• _Task statement_
In the lines below, how many hold the word "text"? Answer only with the number.
— START Record set —
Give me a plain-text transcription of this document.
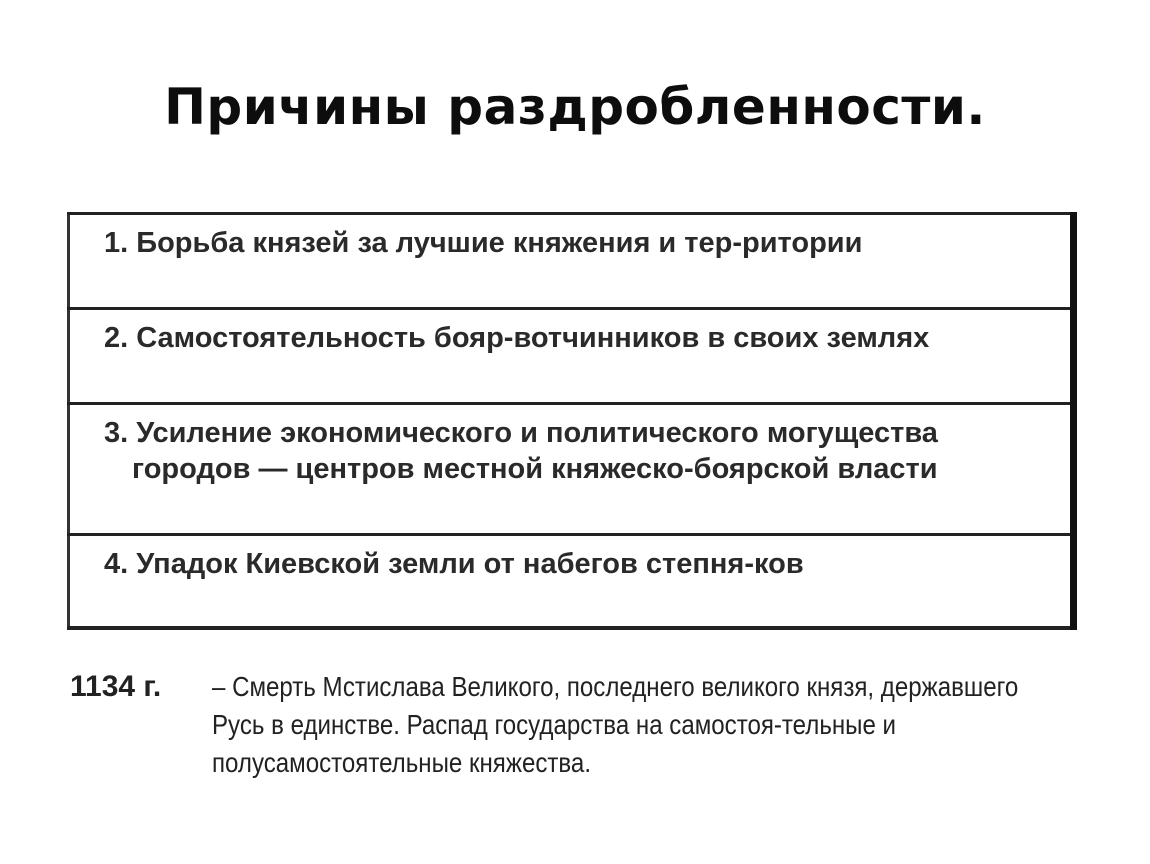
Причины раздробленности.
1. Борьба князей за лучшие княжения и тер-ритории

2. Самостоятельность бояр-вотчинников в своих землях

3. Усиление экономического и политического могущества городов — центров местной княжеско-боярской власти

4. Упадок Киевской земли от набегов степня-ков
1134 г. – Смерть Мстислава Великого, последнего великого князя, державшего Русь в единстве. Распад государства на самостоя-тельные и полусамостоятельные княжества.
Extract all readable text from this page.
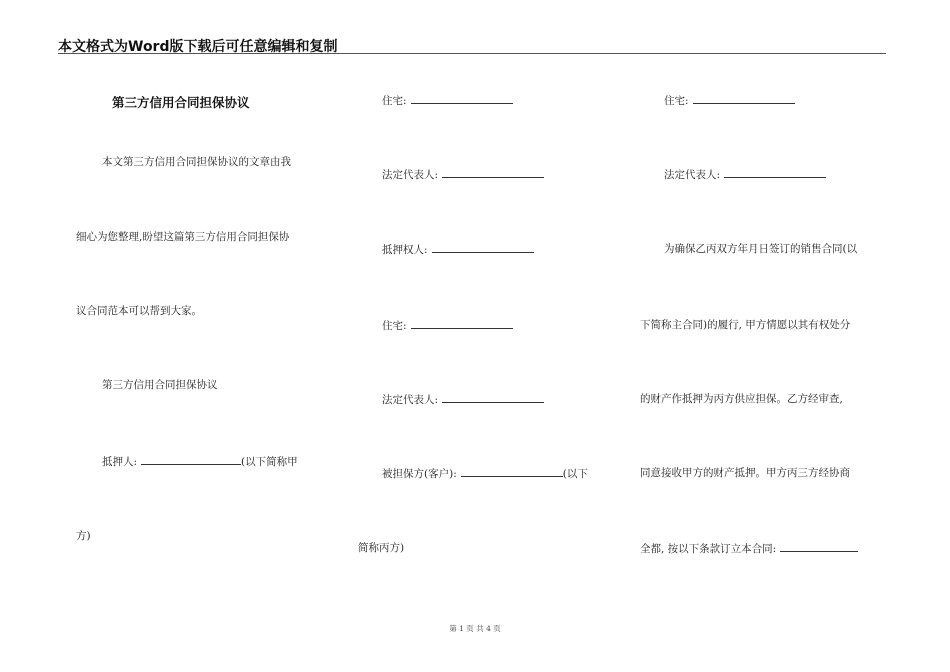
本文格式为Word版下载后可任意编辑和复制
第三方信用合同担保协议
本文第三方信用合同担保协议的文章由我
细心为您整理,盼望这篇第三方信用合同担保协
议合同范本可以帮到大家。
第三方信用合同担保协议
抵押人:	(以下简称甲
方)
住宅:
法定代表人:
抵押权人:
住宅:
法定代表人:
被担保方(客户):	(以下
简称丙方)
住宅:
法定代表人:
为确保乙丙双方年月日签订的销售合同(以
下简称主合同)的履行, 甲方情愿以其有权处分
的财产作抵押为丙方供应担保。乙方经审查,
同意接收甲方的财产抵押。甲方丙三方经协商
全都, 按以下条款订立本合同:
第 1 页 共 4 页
— END Record set —
• _Complete output_
2